● Material provided
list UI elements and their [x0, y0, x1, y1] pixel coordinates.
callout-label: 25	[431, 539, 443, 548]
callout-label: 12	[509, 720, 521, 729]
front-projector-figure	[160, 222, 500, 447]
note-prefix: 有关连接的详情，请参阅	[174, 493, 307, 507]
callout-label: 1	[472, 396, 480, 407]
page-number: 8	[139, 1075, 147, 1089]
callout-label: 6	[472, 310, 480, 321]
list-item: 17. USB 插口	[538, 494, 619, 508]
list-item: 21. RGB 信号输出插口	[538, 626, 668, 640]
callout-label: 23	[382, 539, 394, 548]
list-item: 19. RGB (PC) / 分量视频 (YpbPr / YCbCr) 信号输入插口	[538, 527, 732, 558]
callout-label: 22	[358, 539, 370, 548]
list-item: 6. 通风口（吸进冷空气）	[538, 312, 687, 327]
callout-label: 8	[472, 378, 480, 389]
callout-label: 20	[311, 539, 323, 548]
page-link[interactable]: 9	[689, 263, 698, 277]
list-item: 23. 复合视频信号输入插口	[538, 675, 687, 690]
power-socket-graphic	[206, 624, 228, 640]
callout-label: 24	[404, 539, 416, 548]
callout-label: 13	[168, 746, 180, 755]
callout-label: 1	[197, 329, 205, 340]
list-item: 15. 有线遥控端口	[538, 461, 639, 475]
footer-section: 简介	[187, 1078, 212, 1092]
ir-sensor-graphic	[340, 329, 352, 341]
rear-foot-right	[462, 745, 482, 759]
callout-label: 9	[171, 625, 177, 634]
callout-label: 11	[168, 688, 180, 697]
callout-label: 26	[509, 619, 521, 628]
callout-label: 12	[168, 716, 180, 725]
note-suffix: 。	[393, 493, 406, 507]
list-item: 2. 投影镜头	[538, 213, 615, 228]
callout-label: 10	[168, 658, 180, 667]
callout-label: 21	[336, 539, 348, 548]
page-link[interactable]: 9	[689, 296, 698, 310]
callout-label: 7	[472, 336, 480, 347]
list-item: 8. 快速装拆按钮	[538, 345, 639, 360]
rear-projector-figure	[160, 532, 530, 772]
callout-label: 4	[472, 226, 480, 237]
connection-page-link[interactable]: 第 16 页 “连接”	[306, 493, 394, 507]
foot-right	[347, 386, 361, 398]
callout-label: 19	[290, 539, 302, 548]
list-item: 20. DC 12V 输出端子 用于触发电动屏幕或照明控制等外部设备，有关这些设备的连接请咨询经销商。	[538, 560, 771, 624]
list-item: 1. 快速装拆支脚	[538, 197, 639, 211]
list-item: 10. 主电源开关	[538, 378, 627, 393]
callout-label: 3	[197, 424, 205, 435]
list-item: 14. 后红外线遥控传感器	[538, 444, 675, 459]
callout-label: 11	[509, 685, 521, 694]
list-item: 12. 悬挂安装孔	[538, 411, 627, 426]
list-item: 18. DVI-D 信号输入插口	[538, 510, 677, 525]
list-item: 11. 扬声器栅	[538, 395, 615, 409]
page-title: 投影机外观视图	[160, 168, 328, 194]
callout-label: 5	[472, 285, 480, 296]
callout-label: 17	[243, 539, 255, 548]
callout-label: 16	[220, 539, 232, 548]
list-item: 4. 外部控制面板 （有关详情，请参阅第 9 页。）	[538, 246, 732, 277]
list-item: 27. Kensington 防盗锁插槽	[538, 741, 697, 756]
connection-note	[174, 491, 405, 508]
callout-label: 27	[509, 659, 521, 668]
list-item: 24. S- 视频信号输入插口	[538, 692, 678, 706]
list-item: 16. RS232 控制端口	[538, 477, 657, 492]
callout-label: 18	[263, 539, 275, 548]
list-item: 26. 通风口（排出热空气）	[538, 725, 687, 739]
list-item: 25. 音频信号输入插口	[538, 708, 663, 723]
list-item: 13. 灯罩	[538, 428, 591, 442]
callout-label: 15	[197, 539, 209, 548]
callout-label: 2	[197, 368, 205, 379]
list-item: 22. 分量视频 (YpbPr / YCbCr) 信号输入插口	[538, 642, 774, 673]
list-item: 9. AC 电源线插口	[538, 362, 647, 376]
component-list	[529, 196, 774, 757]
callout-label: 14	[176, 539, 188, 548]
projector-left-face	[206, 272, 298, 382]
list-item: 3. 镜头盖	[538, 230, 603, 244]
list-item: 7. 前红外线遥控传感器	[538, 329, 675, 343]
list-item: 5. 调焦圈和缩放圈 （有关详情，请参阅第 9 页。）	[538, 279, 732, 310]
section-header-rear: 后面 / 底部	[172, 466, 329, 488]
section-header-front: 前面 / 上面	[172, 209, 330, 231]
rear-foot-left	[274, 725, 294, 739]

● What is needed
Rewrite the data from its first line up to and including the line with "213, 615, 228]", replacing "callout-label" with "marker" and leaving everything else the same.

● Task response
list UI elements and their [x0, y0, x1, y1] pixel coordinates.
marker: 25	[431, 539, 443, 548]
marker: 12	[509, 720, 521, 729]
front-projector-figure	[160, 222, 500, 447]
note-prefix: 有关连接的详情，请参阅	[174, 493, 307, 507]
marker: 1	[472, 396, 480, 407]
page-number: 8	[139, 1075, 147, 1089]
marker: 6	[472, 310, 480, 321]
list-item: 17. USB 插口	[538, 494, 619, 508]
list-item: 21. RGB 信号输出插口	[538, 626, 668, 640]
marker: 23	[382, 539, 394, 548]
list-item: 19. RGB (PC) / 分量视频 (YpbPr / YCbCr) 信号输入插口	[538, 527, 732, 558]
marker: 22	[358, 539, 370, 548]
list-item: 6. 通风口（吸进冷空气）	[538, 312, 687, 327]
marker: 8	[472, 378, 480, 389]
marker: 20	[311, 539, 323, 548]
page-link[interactable]: 9	[689, 263, 698, 277]
list-item: 23. 复合视频信号输入插口	[538, 675, 687, 690]
power-socket-graphic	[206, 624, 228, 640]
marker: 24	[404, 539, 416, 548]
marker: 13	[168, 746, 180, 755]
marker: 1	[197, 329, 205, 340]
list-item: 15. 有线遥控端口	[538, 461, 639, 475]
footer-section: 简介	[187, 1078, 212, 1092]
ir-sensor-graphic	[340, 329, 352, 341]
rear-foot-right	[462, 745, 482, 759]
marker: 9	[171, 625, 177, 634]
marker: 11	[168, 688, 180, 697]
marker: 26	[509, 619, 521, 628]
marker: 12	[168, 716, 180, 725]
note-suffix: 。	[393, 493, 406, 507]
list-item: 2. 投影镜头	[538, 213, 615, 228]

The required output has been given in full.